Given text ->
Segment Open

International Journal of Antimicrobial Agents最新文献

Introduction

We systematically assessed benefits and harms of the use of ivermectin in non-hospitalized patients with early COVID-19.

Methods

Five databases were searched until October 17, 2023, for randomized controlled trials (RCTs) in adult patients with COVID-19 treated with ivermectin against standard of care (SoC), placebo, or active drug. Primary outcomes were hospitalization, all-cause mortality, and adverse events (AEs). Secondary outcomes included mechanical ventilation (MV), clinical improvement, clinical worsening, viral clearance, and severe adverse events (SAEs). Random effects meta-analyses were performed, with quality of evidence (QoE) evaluated using GRADE methods. Pre-specified subgroup analyses (ivermectin dose, control type, risk of bias, follow-up, and country income) and trial sequential analysis (TSA) were performed.

Segment Closed

Assigned task A ->
Answer these questions using the ivermectin abstract:
(i) Up to what date were the five databases searched?
(ii) Which outcomes were primary?
(iii) Which methods were used to evaluate quality of evidence?
Assigned task B -> Retype the ivermectin abstract from "International Journal of" to "(TSA) were performed.".
Assigned task C -> Extend the ivermectin abstract past its final sentence.
The listing is not needed for any of this work.

Provided data ->
Segment Open

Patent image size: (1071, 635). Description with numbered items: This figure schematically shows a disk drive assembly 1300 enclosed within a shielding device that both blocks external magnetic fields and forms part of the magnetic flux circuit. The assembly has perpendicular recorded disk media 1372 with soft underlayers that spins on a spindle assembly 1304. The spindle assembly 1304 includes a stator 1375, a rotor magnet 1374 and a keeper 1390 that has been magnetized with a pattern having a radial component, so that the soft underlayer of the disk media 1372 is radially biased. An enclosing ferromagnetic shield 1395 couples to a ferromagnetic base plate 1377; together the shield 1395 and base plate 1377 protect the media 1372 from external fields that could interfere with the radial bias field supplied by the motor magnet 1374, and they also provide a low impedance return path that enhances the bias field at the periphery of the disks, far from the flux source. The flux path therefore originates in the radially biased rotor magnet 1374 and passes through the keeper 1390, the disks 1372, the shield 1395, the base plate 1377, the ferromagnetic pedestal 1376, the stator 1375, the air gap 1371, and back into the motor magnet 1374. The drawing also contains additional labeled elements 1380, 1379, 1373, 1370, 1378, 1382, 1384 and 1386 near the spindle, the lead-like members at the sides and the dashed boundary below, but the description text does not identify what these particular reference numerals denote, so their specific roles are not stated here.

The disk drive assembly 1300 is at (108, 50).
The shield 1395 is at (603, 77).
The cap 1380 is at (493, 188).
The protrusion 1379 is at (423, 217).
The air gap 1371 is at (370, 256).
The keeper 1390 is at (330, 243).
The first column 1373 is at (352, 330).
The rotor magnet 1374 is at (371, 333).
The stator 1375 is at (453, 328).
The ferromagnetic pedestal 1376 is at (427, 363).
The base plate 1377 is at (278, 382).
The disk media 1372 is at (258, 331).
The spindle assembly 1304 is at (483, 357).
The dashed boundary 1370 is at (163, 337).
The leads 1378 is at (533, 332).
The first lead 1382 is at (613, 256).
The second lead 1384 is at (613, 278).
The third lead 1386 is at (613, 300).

Segment Closed

Written response A ->
(i) October 17, 2023
(ii) Hospitalization, all-cause mortality, and adverse events (AEs)
(iii) GRADE methods

Written response B ->
International Journal of Antimicrobial Agents最新文献

Introduction

We systematically assessed benefits and harms of the use of ivermectin in non-hospitalized patients with early COVID-19.

Methods

Five databases were searched until October 17, 2023, for randomized controlled trials (RCTs) in adult patients with COVID-19 treated with ivermectin against standard of care (SoC), placebo, or active drug. Primary outcomes were hospitalization, all-cause mortality, and adverse events (AEs). Secondary outcomes included mechanical ventilation (MV), clinical improvement, clinical worsening, viral clearance, and severe adverse events (SAEs). Random effects meta-analyses were performed, with quality of evidence (QoE) evaluated using GRADE methods. Pre-specified subgroup analyses (ivermectin dose, control type, risk of bias, follow-up, and country income) and trial sequential analysis (TSA) were performed.

Written response C ->
Results

Twelve RCTs (n = 7,035) were included. The controls were placebo in nine RCTs, SoC in two RCTs, and placebo or active drug in one RCT. Ivermectin did not reduce hospitalization (relative risk [RR], 0.81, 95% confidence interval [95% CI] 0.64–1.03; 8 RCTs, low QoE), all-cause mortality (RR 0.98, 95% CI 0.73–1.33; 9 RCTs, low QoE), or AEs (RR 0.89, 95% CI 0.75–1.07; 9 RCTs, very low QoE) vs. controls. Ivermectin did not reduce MV, clinical worsening, or SAEs and did not increase clinical improvement and viral clearance vs. controls (very low QoE for secondary outcomes). Subgroup analyses were mostly consistent with main analyses, and TSA-adjusted risk for hospitalization was similar to main analysis.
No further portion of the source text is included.